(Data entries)
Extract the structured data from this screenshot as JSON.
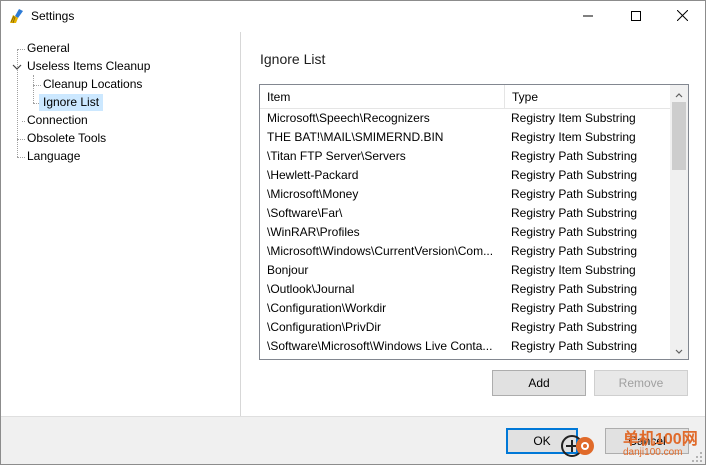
{
  "window": {
    "title": "Settings",
    "icon": "broom-app-icon",
    "controls": [
      "minimize-icon",
      "maximize-icon",
      "close-icon"
    ]
  },
  "tree": {
    "items": [
      {
        "label": "General"
      },
      {
        "label": "Useless Items Cleanup",
        "expanded": true
      },
      {
        "label": "Cleanup Locations"
      },
      {
        "label": "Ignore List",
        "selected": true
      },
      {
        "label": "Connection"
      },
      {
        "label": "Obsolete Tools"
      },
      {
        "label": "Language"
      }
    ]
  },
  "panel": {
    "title": "Ignore List",
    "columns": {
      "item": "Item",
      "type": "Type"
    },
    "rows": [
      {
        "item": "Microsoft\\Speech\\Recognizers",
        "type": "Registry Item Substring"
      },
      {
        "item": "THE BAT!\\MAIL\\SMIMERND.BIN",
        "type": "Registry Item Substring"
      },
      {
        "item": "\\Titan FTP Server\\Servers",
        "type": "Registry Path Substring"
      },
      {
        "item": "\\Hewlett-Packard",
        "type": "Registry Path Substring"
      },
      {
        "item": "\\Microsoft\\Money",
        "type": "Registry Path Substring"
      },
      {
        "item": "\\Software\\Far\\",
        "type": "Registry Path Substring"
      },
      {
        "item": "\\WinRAR\\Profiles",
        "type": "Registry Path Substring"
      },
      {
        "item": "\\Microsoft\\Windows\\CurrentVersion\\Com...",
        "type": "Registry Path Substring"
      },
      {
        "item": "Bonjour",
        "type": "Registry Item Substring"
      },
      {
        "item": "\\Outlook\\Journal",
        "type": "Registry Path Substring"
      },
      {
        "item": "\\Configuration\\Workdir",
        "type": "Registry Path Substring"
      },
      {
        "item": "\\Configuration\\PrivDir",
        "type": "Registry Path Substring"
      },
      {
        "item": "\\Software\\Microsoft\\Windows Live Conta...",
        "type": "Registry Path Substring"
      }
    ],
    "add_label": "Add",
    "remove_label": "Remove"
  },
  "footer": {
    "ok_label": "OK",
    "cancel_label": "Cancel"
  },
  "watermark": {
    "line1": "单机100网",
    "line2": "danji100.com"
  },
  "colors": {
    "accent": "#0078d7",
    "selection": "#cce8ff",
    "footer_bg": "#f0f0f0",
    "watermark": "#e06a2a"
  }
}
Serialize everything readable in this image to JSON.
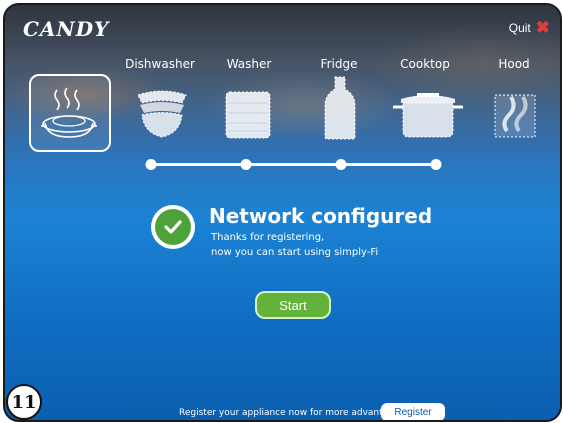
{
  "header": {
    "logo": "CANDY",
    "quit_label": "Quit",
    "quit_icon": "close-x-icon"
  },
  "categories": [
    {
      "label": "",
      "icon": "dish-plate-icon",
      "selected": true
    },
    {
      "label": "Dishwasher",
      "icon": "bowls-stack-icon",
      "selected": false
    },
    {
      "label": "Washer",
      "icon": "towels-stack-icon",
      "selected": false
    },
    {
      "label": "Fridge",
      "icon": "bottle-icon",
      "selected": false
    },
    {
      "label": "Cooktop",
      "icon": "pot-icon",
      "selected": false
    },
    {
      "label": "Hood",
      "icon": "steam-icon",
      "selected": false
    }
  ],
  "progress": {
    "steps": 4,
    "completed": 4
  },
  "status": {
    "title": "Network configured",
    "line1": "Thanks for registering,",
    "line2": "now you can start using simply-Fi",
    "icon": "checkmark-icon"
  },
  "start_label": "Start",
  "footer": {
    "register_text": "Register your appliance now for more advantages",
    "register_label": "Register"
  },
  "step_number": "11",
  "colors": {
    "accent_green": "#63b33a",
    "quit_red": "#e53a3a",
    "background_blue": "#1b82d4"
  }
}
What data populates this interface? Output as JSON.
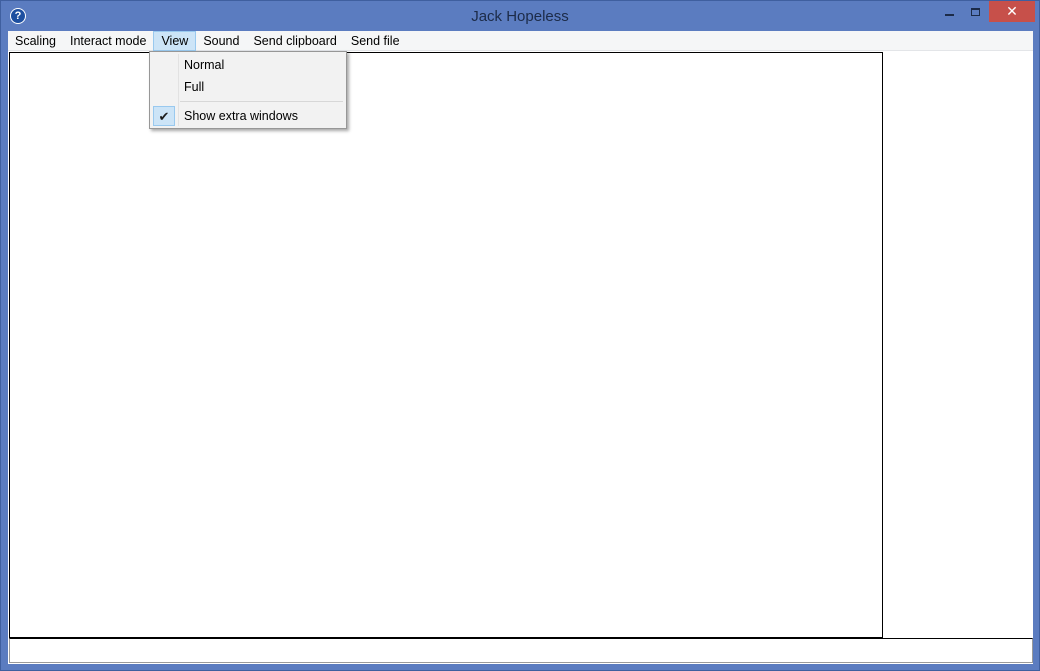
{
  "window": {
    "title": "Jack Hopeless",
    "help_glyph": "?",
    "close_glyph": "✕"
  },
  "menubar": {
    "items": [
      {
        "label": "Scaling"
      },
      {
        "label": "Interact mode"
      },
      {
        "label": "View"
      },
      {
        "label": "Sound"
      },
      {
        "label": "Send clipboard"
      },
      {
        "label": "Send file"
      }
    ]
  },
  "view_menu": {
    "items": [
      {
        "label": "Normal",
        "checked": false
      },
      {
        "label": "Full",
        "checked": false
      },
      {
        "label": "Show extra windows",
        "checked": true
      }
    ],
    "check_glyph": "✔"
  },
  "colors": {
    "frame": "#5b7cc0",
    "menu_highlight": "#cce4f7",
    "close_button": "#c7504a"
  }
}
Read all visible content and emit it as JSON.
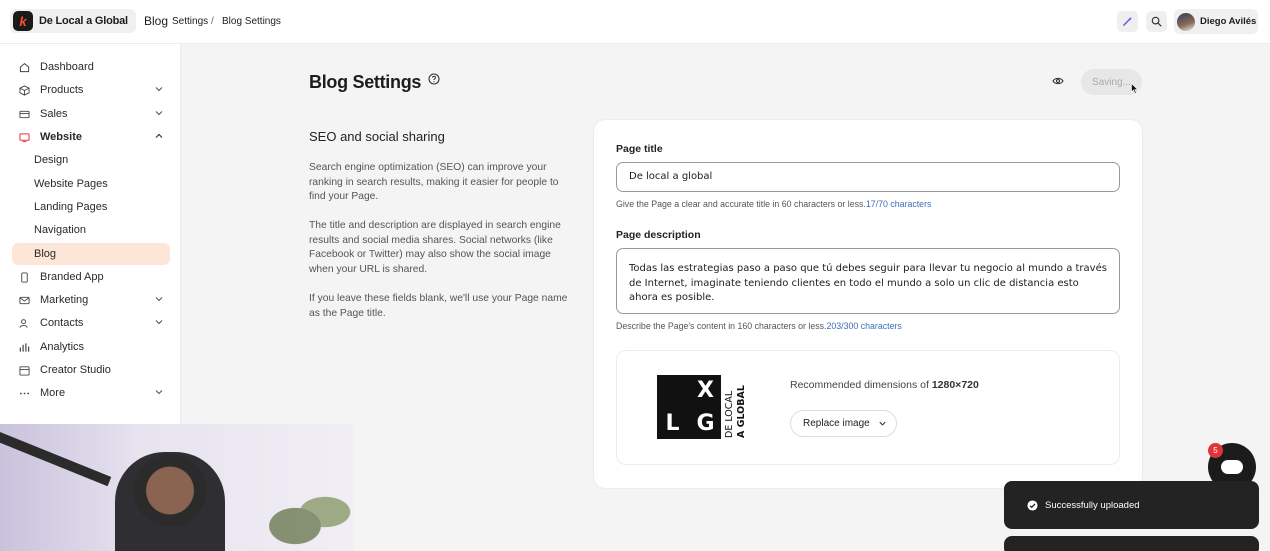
{
  "header": {
    "store_name": "De Local a Global",
    "breadcrumb_root": "Blog",
    "breadcrumb": [
      "Settings",
      "Blog Settings"
    ],
    "breadcrumb_sep": "/",
    "user_name": "Diego Avilés"
  },
  "sidebar": {
    "items": [
      {
        "label": "Dashboard",
        "icon": "home-icon"
      },
      {
        "label": "Products",
        "icon": "box-icon",
        "chevron": "down"
      },
      {
        "label": "Sales",
        "icon": "sales-icon",
        "chevron": "down"
      },
      {
        "label": "Website",
        "icon": "website-icon",
        "chevron": "up",
        "expanded": true
      },
      {
        "label": "Design"
      },
      {
        "label": "Website Pages"
      },
      {
        "label": "Landing Pages"
      },
      {
        "label": "Navigation"
      },
      {
        "label": "Blog",
        "active": true
      },
      {
        "label": "Branded App",
        "icon": "phone-icon"
      },
      {
        "label": "Marketing",
        "icon": "mail-icon",
        "chevron": "down"
      },
      {
        "label": "Contacts",
        "icon": "contacts-icon",
        "chevron": "down"
      },
      {
        "label": "Analytics",
        "icon": "analytics-icon"
      },
      {
        "label": "Creator Studio",
        "icon": "calendar-icon"
      },
      {
        "label": "More",
        "icon": "dots-icon",
        "chevron": "down"
      }
    ]
  },
  "main": {
    "title": "Blog Settings",
    "saving_label": "Saving...",
    "section_heading": "SEO and social sharing",
    "section_paragraphs": [
      "Search engine optimization (SEO) can improve your ranking in search results, making it easier for people to find your Page.",
      "The title and description are displayed in search engine results and social media shares. Social networks (like Facebook or Twitter) may also show the social image when your URL is shared.",
      "If you leave these fields blank, we'll use your Page name as the Page title."
    ],
    "page_title_label": "Page title",
    "page_title_value": "De local a global",
    "page_title_hint": "Give the Page a clear and accurate title in 60 characters or less.",
    "page_title_count": "17/70 characters",
    "page_desc_label": "Page description",
    "page_desc_value": "Todas las estrategias paso a paso que tú debes seguir para llevar tu negocio al mundo a través de Internet, imaginate teniendo clientes en todo el mundo a solo un clic de distancia esto ahora es posible.",
    "page_desc_hint": "Describe the Page's content in 160 characters or less.",
    "page_desc_count": "203/300 characters",
    "image": {
      "logo_letters": [
        "X",
        "L",
        "G"
      ],
      "logo_line1": "DE LOCAL",
      "logo_line2": "A GLOBAL",
      "rec_prefix": "Recommended dimensions of ",
      "rec_dims": "1280×720",
      "replace_label": "Replace image"
    }
  },
  "chat": {
    "badge": "5"
  },
  "toast": {
    "message": "Successfully uploaded"
  },
  "colors": {
    "accent": "#ff4d2e",
    "active_nav": "#fde5d8",
    "link": "#3d6fb6"
  }
}
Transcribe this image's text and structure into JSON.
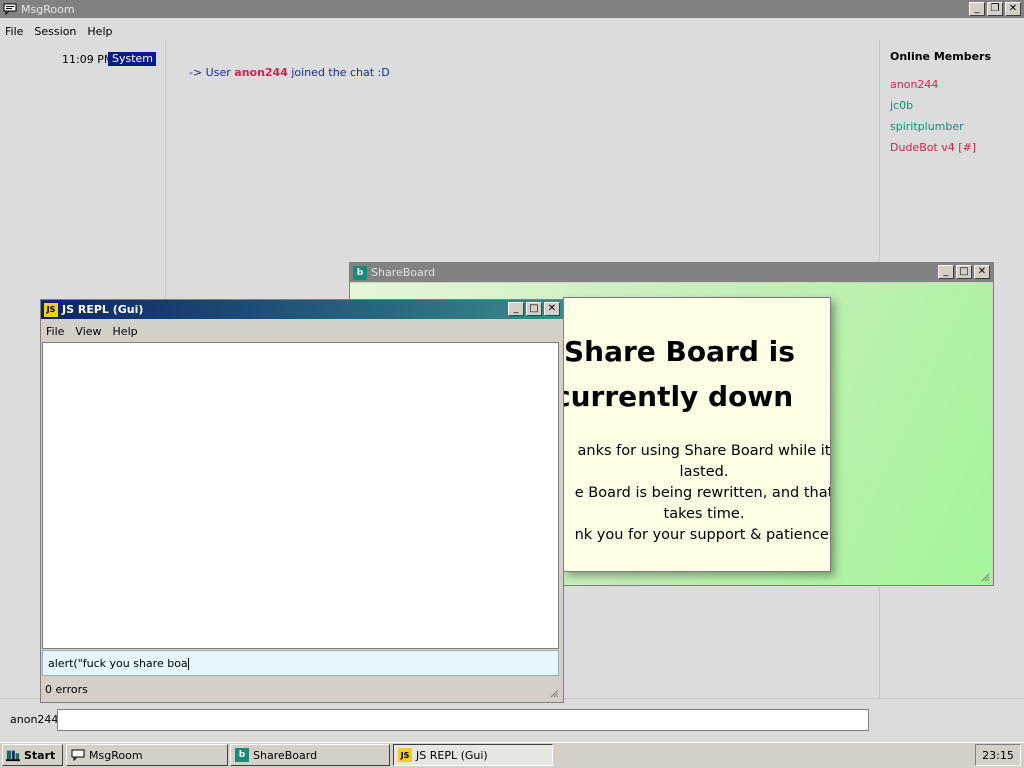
{
  "msgroom": {
    "title": "MsgRoom",
    "menu": [
      "File",
      "Session",
      "Help"
    ],
    "messages": [
      {
        "time": "11:09 PM",
        "sender": "System",
        "prefix": "-> User ",
        "user": "anon244",
        "suffix": " joined the chat :D"
      }
    ],
    "members_heading": "Online Members",
    "members": [
      {
        "name": "anon244",
        "color": "#d4224e"
      },
      {
        "name": "jc0b",
        "color": "#1a8a7a"
      },
      {
        "name": "spiritplumber",
        "color": "#1a8a7a"
      },
      {
        "name": "DudeBot v4 [#]",
        "color": "#d4224e"
      }
    ],
    "nickname": "anon244",
    "message_input_value": ""
  },
  "shareboard": {
    "title": "ShareBoard",
    "headline_1": "Share Board is",
    "headline_2": "currently down",
    "lines": [
      "anks for using Share Board while it",
      "lasted.",
      "e Board is being rewritten, and that",
      "takes time.",
      "nk you for your support & patience."
    ]
  },
  "repl": {
    "title": "JS REPL (Gui)",
    "icon_text": "JS",
    "menu": [
      "File",
      "View",
      "Help"
    ],
    "input_value": "alert(\"fuck you share boa",
    "status": "0 errors"
  },
  "taskbar": {
    "start_label": "Start",
    "buttons": [
      "MsgRoom",
      "ShareBoard",
      "JS REPL (Gui)"
    ],
    "active_index": 2,
    "clock": "23:15"
  },
  "colors": {
    "titlebar_inactive": "#828282",
    "titlebar_active_start": "#0a246a",
    "titlebar_active_end": "#3a8a8a",
    "system_badge": "#0a1a8a",
    "message_text": "#1a2a9a",
    "user_highlight": "#d4224e"
  }
}
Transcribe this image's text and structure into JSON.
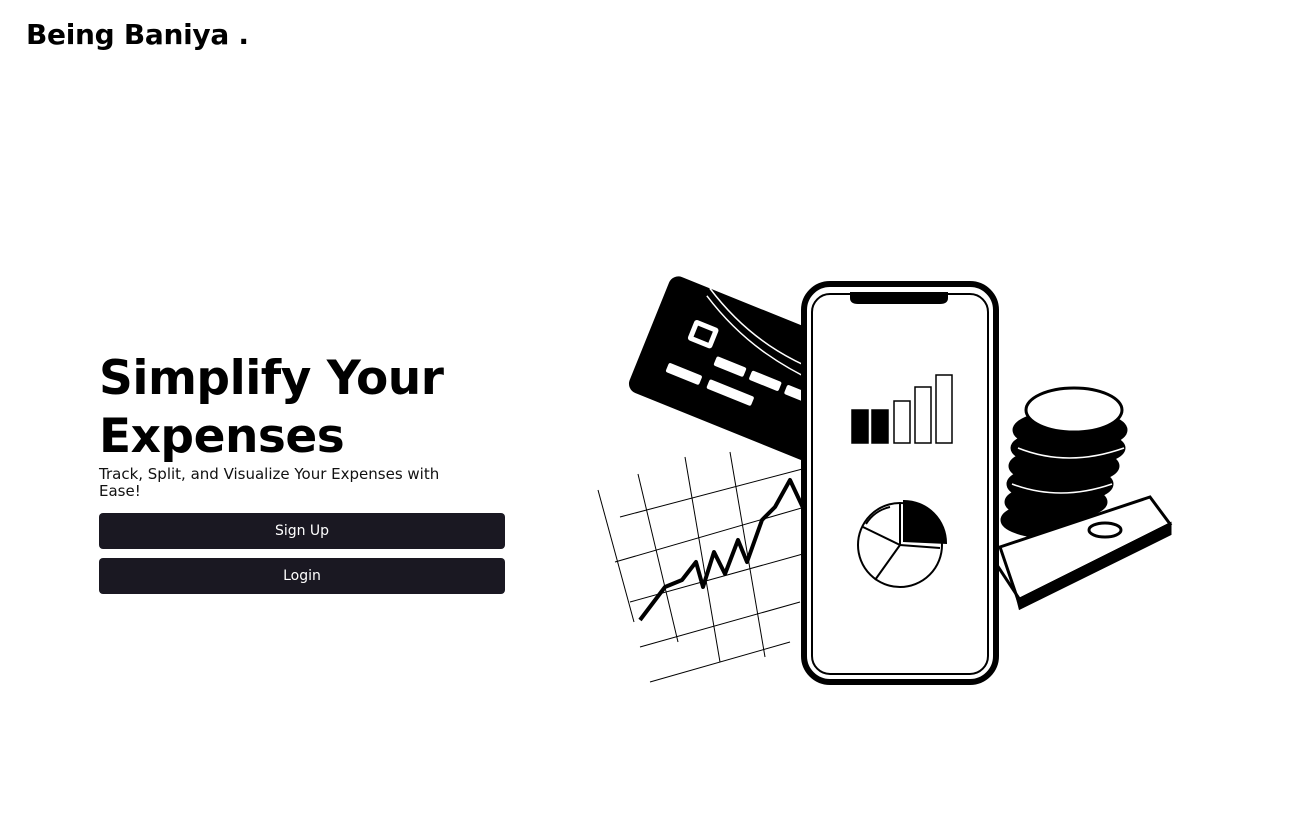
{
  "header": {
    "brand": "Being Baniya ."
  },
  "hero": {
    "title_line1": "Simplify Your",
    "title_line2": "Expenses",
    "subtitle": "Track, Split, and Visualize Your Expenses with Ease!",
    "signup_label": "Sign Up",
    "login_label": "Login"
  },
  "illustration": {
    "name": "finance-illustration",
    "elements": [
      "credit-card",
      "smartphone",
      "bar-chart",
      "pie-chart",
      "coin-stack",
      "banknote-bundle",
      "stock-chart"
    ]
  },
  "colors": {
    "background": "#ffffff",
    "text": "#000000",
    "button_bg": "#1a1822",
    "button_text": "#ffffff"
  }
}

**Exercise details**
Identify every line holding the word "search" and copy it out.

**Solution to this task**
      "Search engine optimization (SEO) can improve your ranking in search results, making it easier for people to find your Page.",
      "The title and description are displayed in search engine results and social media shares. Social networks (like Facebook or Twitter) may also show the social image when your URL is shared.",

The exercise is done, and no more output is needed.